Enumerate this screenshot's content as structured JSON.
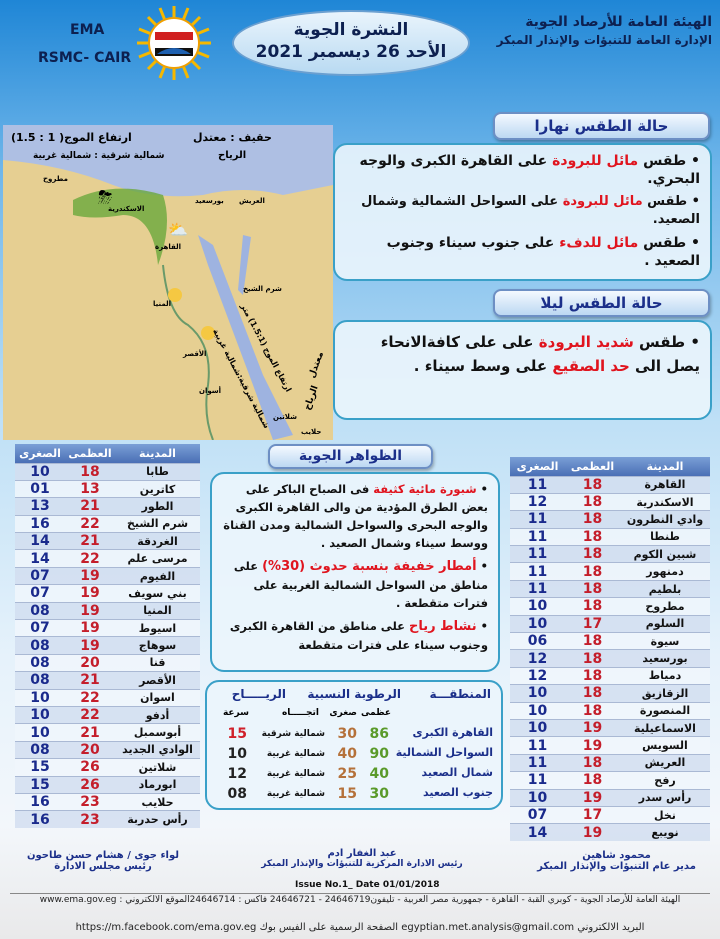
{
  "header": {
    "org_name": "الهيئة العامة للأرصاد الجوية",
    "org_dept": "الإدارة العامة للتنبؤات والإنذار المبكر",
    "bulletin_title": "النشرة الجوية",
    "date": "الأحد 26 ديسمبر 2021",
    "ema": "EMA",
    "rsmc": "RSMC- CAIR"
  },
  "map": {
    "sea_state": "حقيف : معتدل",
    "wave_height": "ارتفاع الموج( 1 : 1.5)",
    "winds_label": "الرياح",
    "winds_dir": "شمالية شرقية : شمالية غربية",
    "red_sea_wave": "ارتفاع الموج (1.5:1) متر",
    "red_sea_wind": "شمالية شرقية:شمالية غربية",
    "red_sea_state": "معتدل",
    "red_sea_winds_label": "الرياح",
    "cities": [
      "مطروح",
      "الاسكندرية",
      "بورسعيد",
      "العريش",
      "القاهرة",
      "شرم الشيخ",
      "المنيا",
      "الأقصر",
      "أسوان",
      "شلاتين",
      "حلايب"
    ]
  },
  "day": {
    "title": "حالة الطقس نهارا",
    "items": [
      {
        "pre": "طقس ",
        "hl": "مائل للبرودة",
        "post": " على القاهرة الكبرى والوجه البحري."
      },
      {
        "pre": "طقس ",
        "hl": "مائل للبرودة",
        "post": " على السواحل الشمالية وشمال الصعيد."
      },
      {
        "pre": "طقس ",
        "hl": "مائل للدفء",
        "post": " على جنوب سيناء وجنوب الصعيد ."
      }
    ]
  },
  "night": {
    "title": "حالة الطقس ليلا",
    "pre": "طقس ",
    "hl": "شديد البرودة",
    "mid": " على على كافةالانحاء يصل الى ",
    "hl2": "حد الصقيع",
    "post": " على وسط سيناء ."
  },
  "phenomena": {
    "title": "الظواهر الجوية",
    "items": [
      {
        "hl": "شبورة مائية كثيفة",
        "post": " فى الصباح الباكر على بعض الطرق المؤدية من والى القاهرة الكبرى والوجه البحرى والسواحل الشمالية ومدن القناة ووسط سيناء وشمال الصعيد ."
      },
      {
        "hl": "أمطار خفيفة بنسبة حدوث (30%)",
        "post": " على مناطق من السواحل الشمالية الغربية على فترات متقطعة ."
      },
      {
        "hl": "نشاط رياح",
        "post": " على مناطق من القاهرة الكبرى وجنوب سيناء على فترات متقطعة"
      }
    ]
  },
  "humidity": {
    "h_region": "المنطقـــة",
    "h_humidity": "الرطوبة النسبية",
    "h_wind": "الريـــــاح",
    "h_max": "عظمى",
    "h_min": "صغرى",
    "h_dir": "اتجـــــاه",
    "h_speed": "سرعة",
    "rows": [
      {
        "region": "القاهرة الكبرى",
        "max": "86",
        "min": "30",
        "dir": "شمالية شرقية",
        "speed": "15"
      },
      {
        "region": "السواحل الشمالية",
        "max": "90",
        "min": "40",
        "dir": "شمالية غربية",
        "speed": "10"
      },
      {
        "region": "شمال الصعيد",
        "max": "40",
        "min": "25",
        "dir": "شمالية غربية",
        "speed": "12"
      },
      {
        "region": "جنوب الصعيد",
        "max": "30",
        "min": "15",
        "dir": "شمالية غربية",
        "speed": "08"
      }
    ]
  },
  "table_headers": {
    "city": "المدينة",
    "max": "العظمى",
    "min": "الصغرى"
  },
  "left_table": [
    [
      "طابا",
      "18",
      "10"
    ],
    [
      "كاترين",
      "13",
      "01"
    ],
    [
      "الطور",
      "21",
      "13"
    ],
    [
      "شرم الشيخ",
      "22",
      "16"
    ],
    [
      "الغردقة",
      "21",
      "14"
    ],
    [
      "مرسى علم",
      "22",
      "14"
    ],
    [
      "الفيوم",
      "19",
      "07"
    ],
    [
      "بني سويف",
      "19",
      "07"
    ],
    [
      "المنيا",
      "19",
      "08"
    ],
    [
      "اسيوط",
      "19",
      "07"
    ],
    [
      "سوهاج",
      "19",
      "08"
    ],
    [
      "قنا",
      "20",
      "08"
    ],
    [
      "الأقصر",
      "21",
      "08"
    ],
    [
      "اسوان",
      "22",
      "10"
    ],
    [
      "أدفو",
      "22",
      "10"
    ],
    [
      "أبوسمبل",
      "21",
      "10"
    ],
    [
      "الوادي الجديد",
      "20",
      "08"
    ],
    [
      "شلاتين",
      "26",
      "15"
    ],
    [
      "ابورماد",
      "26",
      "15"
    ],
    [
      "حلايب",
      "23",
      "16"
    ],
    [
      "رأس حدربة",
      "23",
      "16"
    ]
  ],
  "right_table": [
    [
      "القاهرة",
      "18",
      "11"
    ],
    [
      "الاسكندرية",
      "18",
      "12"
    ],
    [
      "وادي النطرون",
      "18",
      "11"
    ],
    [
      "طنطا",
      "18",
      "11"
    ],
    [
      "شبين الكوم",
      "18",
      "11"
    ],
    [
      "دمنهور",
      "18",
      "11"
    ],
    [
      "بلطيم",
      "18",
      "11"
    ],
    [
      "مطروح",
      "18",
      "10"
    ],
    [
      "السلوم",
      "17",
      "10"
    ],
    [
      "سيوة",
      "18",
      "06"
    ],
    [
      "بورسعيد",
      "18",
      "12"
    ],
    [
      "دمياط",
      "18",
      "12"
    ],
    [
      "الزقازيق",
      "18",
      "10"
    ],
    [
      "المنصورة",
      "18",
      "10"
    ],
    [
      "الاسماعيلية",
      "19",
      "10"
    ],
    [
      "السويس",
      "19",
      "11"
    ],
    [
      "العريش",
      "18",
      "11"
    ],
    [
      "رفح",
      "18",
      "11"
    ],
    [
      "رأس سدر",
      "19",
      "10"
    ],
    [
      "نخل",
      "17",
      "07"
    ],
    [
      "نويبع",
      "19",
      "14"
    ]
  ],
  "footer": {
    "sig1_name": "لواء جوى / هشام حسن طاحون",
    "sig1_title": "رئيس مجلس الادارة",
    "sig2_name": "عبد الغفار ادم",
    "sig2_title": "رئيس الادارة المركزية للتنبؤات والإنذار المبكر",
    "sig3_name": "محمود شاهين",
    "sig3_title": "مدير عام التنبؤات والإنذار المبكر",
    "issue": "Issue No.1_ Date 01/01/2018",
    "address": "الهيئة العامة للأرصاد الجوية - كوبري القبة - القاهرة - جمهورية مصر العربية - تليفون24646719 - 24646721 فاكس : 24646714الموقع الالكتروني : www.ema.gov.eg",
    "contact": "البريد الالكتروني egyptian.met.analysis@gmail.com الصفحة الرسمية على الفيس بوك https://m.facebook.com/ema.gov.eg"
  },
  "colors": {
    "highlight": "#e0141e",
    "title_blue": "#1b2f8a",
    "max_red": "#c41e2b",
    "min_blue": "#1a2a8c",
    "hum_max": "#5a9a2a",
    "hum_min": "#b5713a"
  }
}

Task prompt. Output every entry exactly as given; pictures are not part of the copy.

The response.
Enumerate this screenshot's content as structured JSON.
{
  "header": {
    "org_name": "الهيئة العامة للأرصاد الجوية",
    "org_dept": "الإدارة العامة للتنبؤات والإنذار المبكر",
    "bulletin_title": "النشرة الجوية",
    "date": "الأحد 26 ديسمبر 2021",
    "ema": "EMA",
    "rsmc": "RSMC- CAIR"
  },
  "map": {
    "sea_state": "حقيف : معتدل",
    "wave_height": "ارتفاع الموج( 1 : 1.5)",
    "winds_label": "الرياح",
    "winds_dir": "شمالية شرقية : شمالية غربية",
    "red_sea_wave": "ارتفاع الموج (1.5:1) متر",
    "red_sea_wind": "شمالية شرقية:شمالية غربية",
    "red_sea_state": "معتدل",
    "red_sea_winds_label": "الرياح",
    "cities": [
      "مطروح",
      "الاسكندرية",
      "بورسعيد",
      "العريش",
      "القاهرة",
      "شرم الشيخ",
      "المنيا",
      "الأقصر",
      "أسوان",
      "شلاتين",
      "حلايب"
    ]
  },
  "day": {
    "title": "حالة الطقس نهارا",
    "items": [
      {
        "pre": "طقس ",
        "hl": "مائل للبرودة",
        "post": " على القاهرة الكبرى والوجه البحري."
      },
      {
        "pre": "طقس ",
        "hl": "مائل للبرودة",
        "post": " على السواحل الشمالية وشمال الصعيد."
      },
      {
        "pre": "طقس ",
        "hl": "مائل للدفء",
        "post": " على جنوب سيناء وجنوب الصعيد ."
      }
    ]
  },
  "night": {
    "title": "حالة الطقس ليلا",
    "pre": "طقس ",
    "hl": "شديد البرودة",
    "mid": " على على كافةالانحاء يصل الى ",
    "hl2": "حد الصقيع",
    "post": " على وسط سيناء ."
  },
  "phenomena": {
    "title": "الظواهر الجوية",
    "items": [
      {
        "hl": "شبورة مائية كثيفة",
        "post": " فى الصباح الباكر على بعض الطرق المؤدية من والى القاهرة الكبرى والوجه البحرى والسواحل الشمالية ومدن القناة ووسط سيناء وشمال الصعيد ."
      },
      {
        "hl": "أمطار خفيفة بنسبة حدوث (30%)",
        "post": " على مناطق من السواحل الشمالية الغربية على فترات متقطعة ."
      },
      {
        "hl": "نشاط رياح",
        "post": " على مناطق من القاهرة الكبرى وجنوب سيناء على فترات متقطعة"
      }
    ]
  },
  "humidity": {
    "h_region": "المنطقـــة",
    "h_humidity": "الرطوبة النسبية",
    "h_wind": "الريـــــاح",
    "h_max": "عظمى",
    "h_min": "صغرى",
    "h_dir": "اتجـــــاه",
    "h_speed": "سرعة",
    "rows": [
      {
        "region": "القاهرة الكبرى",
        "max": "86",
        "min": "30",
        "dir": "شمالية شرقية",
        "speed": "15"
      },
      {
        "region": "السواحل الشمالية",
        "max": "90",
        "min": "40",
        "dir": "شمالية غربية",
        "speed": "10"
      },
      {
        "region": "شمال الصعيد",
        "max": "40",
        "min": "25",
        "dir": "شمالية غربية",
        "speed": "12"
      },
      {
        "region": "جنوب الصعيد",
        "max": "30",
        "min": "15",
        "dir": "شمالية غربية",
        "speed": "08"
      }
    ]
  },
  "table_headers": {
    "city": "المدينة",
    "max": "العظمى",
    "min": "الصغرى"
  },
  "left_table": [
    [
      "طابا",
      "18",
      "10"
    ],
    [
      "كاترين",
      "13",
      "01"
    ],
    [
      "الطور",
      "21",
      "13"
    ],
    [
      "شرم الشيخ",
      "22",
      "16"
    ],
    [
      "الغردقة",
      "21",
      "14"
    ],
    [
      "مرسى علم",
      "22",
      "14"
    ],
    [
      "الفيوم",
      "19",
      "07"
    ],
    [
      "بني سويف",
      "19",
      "07"
    ],
    [
      "المنيا",
      "19",
      "08"
    ],
    [
      "اسيوط",
      "19",
      "07"
    ],
    [
      "سوهاج",
      "19",
      "08"
    ],
    [
      "قنا",
      "20",
      "08"
    ],
    [
      "الأقصر",
      "21",
      "08"
    ],
    [
      "اسوان",
      "22",
      "10"
    ],
    [
      "أدفو",
      "22",
      "10"
    ],
    [
      "أبوسمبل",
      "21",
      "10"
    ],
    [
      "الوادي الجديد",
      "20",
      "08"
    ],
    [
      "شلاتين",
      "26",
      "15"
    ],
    [
      "ابورماد",
      "26",
      "15"
    ],
    [
      "حلايب",
      "23",
      "16"
    ],
    [
      "رأس حدربة",
      "23",
      "16"
    ]
  ],
  "right_table": [
    [
      "القاهرة",
      "18",
      "11"
    ],
    [
      "الاسكندرية",
      "18",
      "12"
    ],
    [
      "وادي النطرون",
      "18",
      "11"
    ],
    [
      "طنطا",
      "18",
      "11"
    ],
    [
      "شبين الكوم",
      "18",
      "11"
    ],
    [
      "دمنهور",
      "18",
      "11"
    ],
    [
      "بلطيم",
      "18",
      "11"
    ],
    [
      "مطروح",
      "18",
      "10"
    ],
    [
      "السلوم",
      "17",
      "10"
    ],
    [
      "سيوة",
      "18",
      "06"
    ],
    [
      "بورسعيد",
      "18",
      "12"
    ],
    [
      "دمياط",
      "18",
      "12"
    ],
    [
      "الزقازيق",
      "18",
      "10"
    ],
    [
      "المنصورة",
      "18",
      "10"
    ],
    [
      "الاسماعيلية",
      "19",
      "10"
    ],
    [
      "السويس",
      "19",
      "11"
    ],
    [
      "العريش",
      "18",
      "11"
    ],
    [
      "رفح",
      "18",
      "11"
    ],
    [
      "رأس سدر",
      "19",
      "10"
    ],
    [
      "نخل",
      "17",
      "07"
    ],
    [
      "نويبع",
      "19",
      "14"
    ]
  ],
  "footer": {
    "sig1_name": "لواء جوى / هشام حسن طاحون",
    "sig1_title": "رئيس مجلس الادارة",
    "sig2_name": "عبد الغفار ادم",
    "sig2_title": "رئيس الادارة المركزية للتنبؤات والإنذار المبكر",
    "sig3_name": "محمود شاهين",
    "sig3_title": "مدير عام التنبؤات والإنذار المبكر",
    "issue": "Issue No.1_ Date 01/01/2018",
    "address": "الهيئة العامة للأرصاد الجوية - كوبري القبة - القاهرة - جمهورية مصر العربية - تليفون24646719 - 24646721 فاكس : 24646714الموقع الالكتروني : www.ema.gov.eg",
    "contact": "البريد الالكتروني egyptian.met.analysis@gmail.com الصفحة الرسمية على الفيس بوك https://m.facebook.com/ema.gov.eg"
  },
  "colors": {
    "highlight": "#e0141e",
    "title_blue": "#1b2f8a",
    "max_red": "#c41e2b",
    "min_blue": "#1a2a8c",
    "hum_max": "#5a9a2a",
    "hum_min": "#b5713a"
  }
}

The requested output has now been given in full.